» **RECORDS TO USE**

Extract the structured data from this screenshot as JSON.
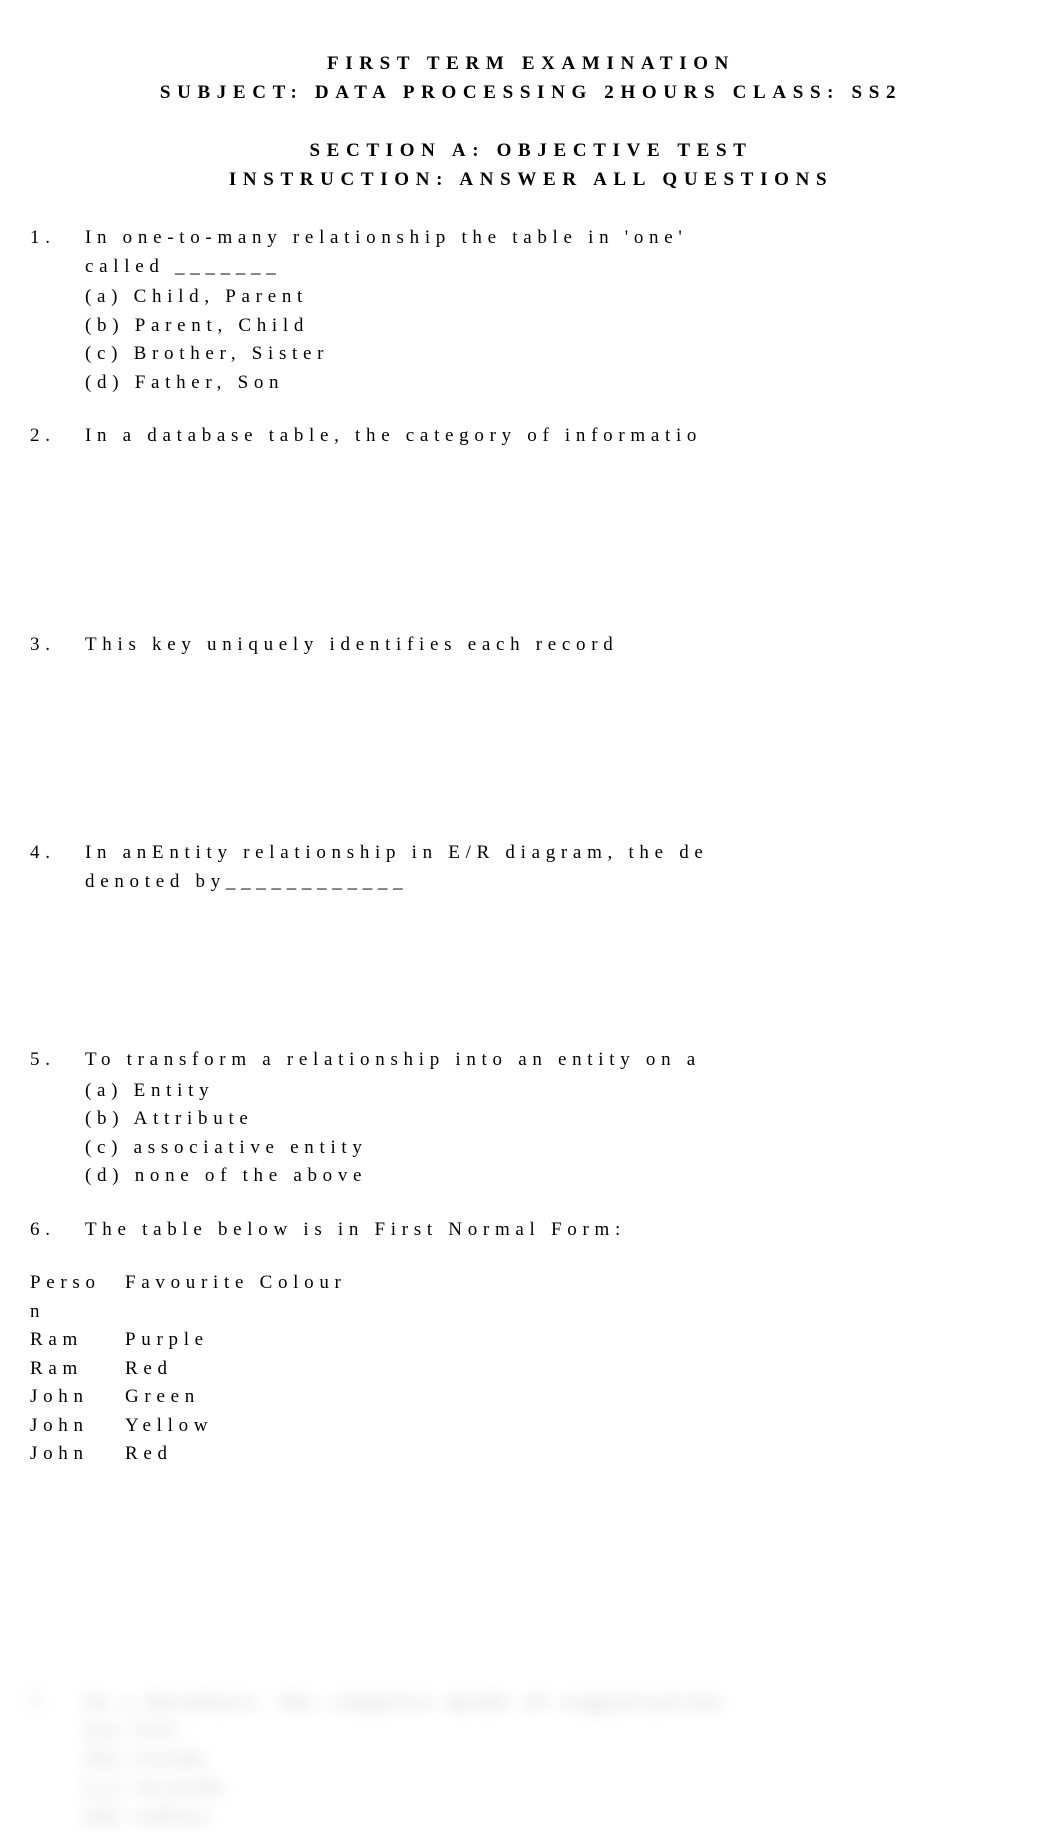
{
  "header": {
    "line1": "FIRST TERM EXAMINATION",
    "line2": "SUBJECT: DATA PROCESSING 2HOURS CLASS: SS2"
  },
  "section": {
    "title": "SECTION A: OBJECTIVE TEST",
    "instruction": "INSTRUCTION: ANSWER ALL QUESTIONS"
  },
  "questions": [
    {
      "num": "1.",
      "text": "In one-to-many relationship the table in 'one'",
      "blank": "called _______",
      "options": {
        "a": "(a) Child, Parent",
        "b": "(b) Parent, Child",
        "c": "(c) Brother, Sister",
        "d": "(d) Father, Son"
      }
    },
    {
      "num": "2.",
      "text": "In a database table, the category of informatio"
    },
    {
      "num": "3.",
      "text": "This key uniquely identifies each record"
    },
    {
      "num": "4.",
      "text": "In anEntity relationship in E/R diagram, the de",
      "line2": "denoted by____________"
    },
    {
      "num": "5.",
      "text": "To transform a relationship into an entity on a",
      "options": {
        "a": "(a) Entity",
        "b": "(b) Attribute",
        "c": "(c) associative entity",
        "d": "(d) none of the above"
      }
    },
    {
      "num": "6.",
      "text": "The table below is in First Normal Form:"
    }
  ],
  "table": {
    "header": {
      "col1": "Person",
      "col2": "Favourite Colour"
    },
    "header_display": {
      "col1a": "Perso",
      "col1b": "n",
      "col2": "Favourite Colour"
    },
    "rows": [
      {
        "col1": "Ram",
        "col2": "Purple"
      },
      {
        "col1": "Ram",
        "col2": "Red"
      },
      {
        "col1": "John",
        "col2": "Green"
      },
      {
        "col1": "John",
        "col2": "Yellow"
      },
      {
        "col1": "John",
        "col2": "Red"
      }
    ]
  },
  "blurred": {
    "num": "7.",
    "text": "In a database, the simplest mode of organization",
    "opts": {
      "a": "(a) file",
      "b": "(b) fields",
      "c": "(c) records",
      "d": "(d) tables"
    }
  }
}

--

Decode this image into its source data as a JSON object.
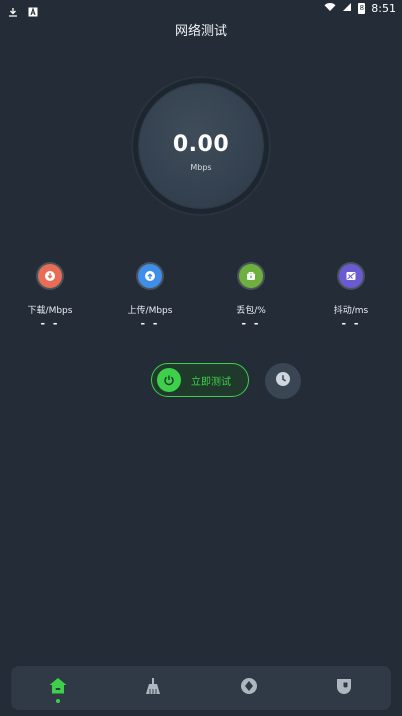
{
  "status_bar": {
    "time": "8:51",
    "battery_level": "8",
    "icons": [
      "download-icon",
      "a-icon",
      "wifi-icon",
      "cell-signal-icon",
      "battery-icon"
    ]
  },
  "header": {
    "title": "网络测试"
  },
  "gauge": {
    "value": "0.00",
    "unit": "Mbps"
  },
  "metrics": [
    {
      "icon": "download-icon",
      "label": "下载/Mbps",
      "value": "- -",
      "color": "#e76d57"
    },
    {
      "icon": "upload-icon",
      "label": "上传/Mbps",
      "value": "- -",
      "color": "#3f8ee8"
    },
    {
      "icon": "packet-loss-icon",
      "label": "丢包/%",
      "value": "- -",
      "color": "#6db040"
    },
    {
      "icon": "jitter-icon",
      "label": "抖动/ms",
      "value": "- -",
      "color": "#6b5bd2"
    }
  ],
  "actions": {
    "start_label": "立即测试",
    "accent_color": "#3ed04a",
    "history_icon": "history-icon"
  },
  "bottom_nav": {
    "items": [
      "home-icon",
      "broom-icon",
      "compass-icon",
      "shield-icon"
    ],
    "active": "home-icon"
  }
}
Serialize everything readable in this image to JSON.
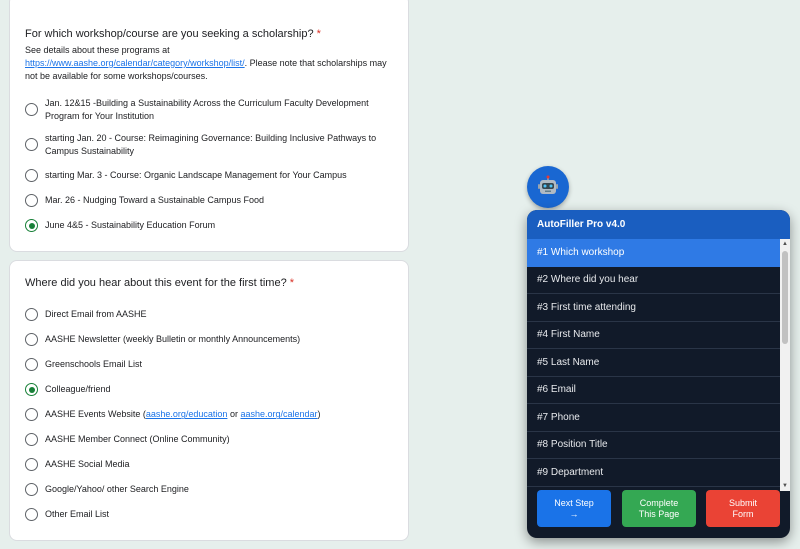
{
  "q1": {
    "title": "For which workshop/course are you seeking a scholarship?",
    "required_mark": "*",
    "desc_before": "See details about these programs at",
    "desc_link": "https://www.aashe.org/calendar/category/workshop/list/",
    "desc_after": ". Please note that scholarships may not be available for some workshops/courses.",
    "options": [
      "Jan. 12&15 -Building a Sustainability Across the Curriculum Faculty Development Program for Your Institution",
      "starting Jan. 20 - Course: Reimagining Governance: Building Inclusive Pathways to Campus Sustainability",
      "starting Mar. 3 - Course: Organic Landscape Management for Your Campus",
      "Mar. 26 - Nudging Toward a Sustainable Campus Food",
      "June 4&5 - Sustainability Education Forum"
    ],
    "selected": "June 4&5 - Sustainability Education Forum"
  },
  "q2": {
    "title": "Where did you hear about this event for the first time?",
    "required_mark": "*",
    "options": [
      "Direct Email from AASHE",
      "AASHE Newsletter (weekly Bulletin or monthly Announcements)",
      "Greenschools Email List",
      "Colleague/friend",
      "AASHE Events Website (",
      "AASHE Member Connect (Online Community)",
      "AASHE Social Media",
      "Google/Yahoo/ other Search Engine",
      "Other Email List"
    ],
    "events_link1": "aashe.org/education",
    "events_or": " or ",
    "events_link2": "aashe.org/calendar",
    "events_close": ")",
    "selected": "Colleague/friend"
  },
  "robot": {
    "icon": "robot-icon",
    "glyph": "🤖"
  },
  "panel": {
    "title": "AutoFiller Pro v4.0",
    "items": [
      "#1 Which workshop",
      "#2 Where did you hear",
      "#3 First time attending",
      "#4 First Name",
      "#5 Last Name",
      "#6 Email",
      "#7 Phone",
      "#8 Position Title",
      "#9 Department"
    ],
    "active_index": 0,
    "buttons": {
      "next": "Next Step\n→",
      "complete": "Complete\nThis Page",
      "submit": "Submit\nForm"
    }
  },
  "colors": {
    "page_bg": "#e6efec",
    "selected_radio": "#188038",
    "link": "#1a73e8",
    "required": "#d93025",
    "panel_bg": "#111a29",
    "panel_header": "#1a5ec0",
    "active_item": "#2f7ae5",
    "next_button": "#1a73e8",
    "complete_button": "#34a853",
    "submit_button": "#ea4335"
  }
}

» **DIRECTIONS FOR THIS TASK**
Copy out every line from the records that has the word "friend".

» **CORRECT RESULT**
      "Colleague/friend",
    "selected": "Colleague/friend"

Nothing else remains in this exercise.